PROBLEM TO SOLVE:
Render the rows from the first one through the one containing "high-band-skyline (75, 299, 245, 518)", both included, as a Markdown table with the columns No. and Line, numbering each and leaving out blank lines.

___ RECORDS FOR PROCESSING

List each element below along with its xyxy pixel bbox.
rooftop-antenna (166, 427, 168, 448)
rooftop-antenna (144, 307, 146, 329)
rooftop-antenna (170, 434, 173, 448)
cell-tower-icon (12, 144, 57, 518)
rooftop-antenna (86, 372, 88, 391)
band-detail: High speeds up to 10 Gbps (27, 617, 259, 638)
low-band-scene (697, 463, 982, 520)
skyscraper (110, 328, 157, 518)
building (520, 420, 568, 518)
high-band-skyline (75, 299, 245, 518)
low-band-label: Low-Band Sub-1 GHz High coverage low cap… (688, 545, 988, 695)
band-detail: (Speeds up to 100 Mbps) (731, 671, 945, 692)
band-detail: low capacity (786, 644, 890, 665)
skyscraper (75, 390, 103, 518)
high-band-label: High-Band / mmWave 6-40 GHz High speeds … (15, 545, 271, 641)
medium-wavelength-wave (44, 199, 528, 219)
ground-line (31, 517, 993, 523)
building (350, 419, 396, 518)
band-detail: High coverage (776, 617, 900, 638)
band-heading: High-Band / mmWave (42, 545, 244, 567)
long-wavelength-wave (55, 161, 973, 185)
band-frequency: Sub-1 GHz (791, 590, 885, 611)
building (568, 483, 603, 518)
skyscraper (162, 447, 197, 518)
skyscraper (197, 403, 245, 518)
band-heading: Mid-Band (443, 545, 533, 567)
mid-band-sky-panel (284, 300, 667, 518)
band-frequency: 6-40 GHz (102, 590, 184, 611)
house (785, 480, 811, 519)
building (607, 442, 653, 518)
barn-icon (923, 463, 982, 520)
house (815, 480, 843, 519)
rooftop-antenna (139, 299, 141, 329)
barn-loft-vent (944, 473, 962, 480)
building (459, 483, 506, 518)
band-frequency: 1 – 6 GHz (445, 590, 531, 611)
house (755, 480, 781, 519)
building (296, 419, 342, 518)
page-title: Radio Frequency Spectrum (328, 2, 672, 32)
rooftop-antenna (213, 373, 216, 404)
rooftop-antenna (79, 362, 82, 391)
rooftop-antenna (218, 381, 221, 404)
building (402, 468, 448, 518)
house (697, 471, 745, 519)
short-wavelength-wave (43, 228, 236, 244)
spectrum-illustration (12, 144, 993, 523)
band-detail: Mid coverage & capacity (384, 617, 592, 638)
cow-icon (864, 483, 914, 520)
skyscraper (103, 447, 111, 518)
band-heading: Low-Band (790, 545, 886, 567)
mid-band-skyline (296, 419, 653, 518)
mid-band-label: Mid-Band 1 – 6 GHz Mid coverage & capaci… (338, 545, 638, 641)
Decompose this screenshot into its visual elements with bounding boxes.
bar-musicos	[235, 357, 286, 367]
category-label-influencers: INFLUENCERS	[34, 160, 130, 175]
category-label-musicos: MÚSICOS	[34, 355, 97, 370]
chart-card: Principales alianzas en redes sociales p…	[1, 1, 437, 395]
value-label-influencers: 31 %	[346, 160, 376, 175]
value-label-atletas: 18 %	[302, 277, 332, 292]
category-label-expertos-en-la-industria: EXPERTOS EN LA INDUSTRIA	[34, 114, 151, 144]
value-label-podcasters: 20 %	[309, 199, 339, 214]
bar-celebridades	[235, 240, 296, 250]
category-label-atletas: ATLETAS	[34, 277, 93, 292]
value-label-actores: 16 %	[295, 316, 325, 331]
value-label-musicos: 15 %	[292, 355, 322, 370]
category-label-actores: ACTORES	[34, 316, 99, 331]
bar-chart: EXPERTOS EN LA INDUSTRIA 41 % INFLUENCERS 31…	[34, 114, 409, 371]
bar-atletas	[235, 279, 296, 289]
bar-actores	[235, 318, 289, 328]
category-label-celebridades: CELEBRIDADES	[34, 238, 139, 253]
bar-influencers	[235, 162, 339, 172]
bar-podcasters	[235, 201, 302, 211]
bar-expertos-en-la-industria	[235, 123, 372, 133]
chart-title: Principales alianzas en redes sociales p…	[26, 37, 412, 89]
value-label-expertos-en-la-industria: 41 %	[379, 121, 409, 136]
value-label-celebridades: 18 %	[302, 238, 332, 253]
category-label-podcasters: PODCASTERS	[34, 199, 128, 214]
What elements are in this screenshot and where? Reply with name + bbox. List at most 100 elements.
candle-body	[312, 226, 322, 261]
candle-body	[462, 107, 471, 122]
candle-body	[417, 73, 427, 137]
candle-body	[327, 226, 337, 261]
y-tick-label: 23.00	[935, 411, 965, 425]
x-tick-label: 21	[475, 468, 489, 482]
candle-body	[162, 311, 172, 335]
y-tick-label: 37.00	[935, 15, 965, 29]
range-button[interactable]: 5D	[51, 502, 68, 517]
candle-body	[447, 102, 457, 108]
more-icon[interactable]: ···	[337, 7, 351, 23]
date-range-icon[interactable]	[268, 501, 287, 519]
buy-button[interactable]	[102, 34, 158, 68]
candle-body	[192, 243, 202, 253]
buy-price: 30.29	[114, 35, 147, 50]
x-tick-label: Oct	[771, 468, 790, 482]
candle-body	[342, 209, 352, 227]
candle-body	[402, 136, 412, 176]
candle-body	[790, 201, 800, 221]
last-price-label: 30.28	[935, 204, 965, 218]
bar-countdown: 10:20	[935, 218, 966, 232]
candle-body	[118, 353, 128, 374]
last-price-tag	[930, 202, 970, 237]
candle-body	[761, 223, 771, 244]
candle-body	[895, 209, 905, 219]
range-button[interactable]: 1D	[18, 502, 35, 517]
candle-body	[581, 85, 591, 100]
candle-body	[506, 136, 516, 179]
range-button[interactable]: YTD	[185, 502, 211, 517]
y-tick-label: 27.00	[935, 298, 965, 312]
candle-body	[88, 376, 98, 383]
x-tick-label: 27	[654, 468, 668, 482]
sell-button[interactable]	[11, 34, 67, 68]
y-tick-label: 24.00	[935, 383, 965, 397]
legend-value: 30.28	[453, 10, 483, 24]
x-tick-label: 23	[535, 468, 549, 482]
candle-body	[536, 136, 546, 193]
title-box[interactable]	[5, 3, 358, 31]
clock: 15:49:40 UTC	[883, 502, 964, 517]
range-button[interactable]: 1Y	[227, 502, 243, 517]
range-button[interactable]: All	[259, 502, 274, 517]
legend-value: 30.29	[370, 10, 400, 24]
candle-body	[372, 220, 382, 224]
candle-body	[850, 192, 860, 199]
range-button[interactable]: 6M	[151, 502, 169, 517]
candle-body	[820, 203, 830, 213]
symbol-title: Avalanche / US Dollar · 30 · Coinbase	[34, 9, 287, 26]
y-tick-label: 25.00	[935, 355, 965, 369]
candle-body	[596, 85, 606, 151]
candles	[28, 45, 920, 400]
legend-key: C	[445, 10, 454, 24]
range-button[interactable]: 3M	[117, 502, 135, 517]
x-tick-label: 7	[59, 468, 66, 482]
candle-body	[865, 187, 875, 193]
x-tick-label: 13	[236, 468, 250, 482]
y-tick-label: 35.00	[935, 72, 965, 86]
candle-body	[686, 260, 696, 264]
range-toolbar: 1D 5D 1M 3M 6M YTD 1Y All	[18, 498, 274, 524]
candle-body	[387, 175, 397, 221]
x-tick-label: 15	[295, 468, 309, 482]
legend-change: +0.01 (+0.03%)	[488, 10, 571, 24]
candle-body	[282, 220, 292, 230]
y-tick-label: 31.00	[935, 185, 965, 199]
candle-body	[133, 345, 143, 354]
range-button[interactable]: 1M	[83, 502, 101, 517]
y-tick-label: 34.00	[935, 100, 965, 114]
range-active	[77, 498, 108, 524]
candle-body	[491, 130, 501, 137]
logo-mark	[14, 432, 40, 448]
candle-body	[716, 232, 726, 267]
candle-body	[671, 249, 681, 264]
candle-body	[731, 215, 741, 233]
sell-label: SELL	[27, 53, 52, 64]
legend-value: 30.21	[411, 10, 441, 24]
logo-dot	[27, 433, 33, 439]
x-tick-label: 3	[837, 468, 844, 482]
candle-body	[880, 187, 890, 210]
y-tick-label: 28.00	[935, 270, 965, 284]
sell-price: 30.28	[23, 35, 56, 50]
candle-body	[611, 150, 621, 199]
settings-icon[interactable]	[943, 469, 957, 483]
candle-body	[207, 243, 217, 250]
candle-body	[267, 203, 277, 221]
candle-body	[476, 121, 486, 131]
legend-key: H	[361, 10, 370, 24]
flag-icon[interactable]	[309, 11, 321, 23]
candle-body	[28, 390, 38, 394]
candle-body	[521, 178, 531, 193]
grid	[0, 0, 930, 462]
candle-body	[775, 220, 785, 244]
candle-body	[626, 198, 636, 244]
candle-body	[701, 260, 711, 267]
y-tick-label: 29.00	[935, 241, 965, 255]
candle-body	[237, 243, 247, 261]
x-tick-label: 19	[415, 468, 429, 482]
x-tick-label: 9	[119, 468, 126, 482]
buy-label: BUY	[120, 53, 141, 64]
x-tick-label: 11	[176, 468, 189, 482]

______

RESPONSE TO THE TASK:
| No. | Line |
|---|---|
| 1 | List each element below along with its xyxy pixel bbox. |
| 2 | rooftop-antenna (166, 427, 168, 448) |
| 3 | rooftop-antenna (144, 307, 146, 329) |
| 4 | rooftop-antenna (170, 434, 173, 448) |
| 5 | cell-tower-icon (12, 144, 57, 518) |
| 6 | rooftop-antenna (86, 372, 88, 391) |
| 7 | band-detail: High speeds up to 10 Gbps (27, 617, 259, 638) |
| 8 | low-band-scene (697, 463, 982, 520) |
| 9 | skyscraper (110, 328, 157, 518) |
| 10 | building (520, 420, 568, 518) |
| 11 | high-band-skyline (75, 299, 245, 518) |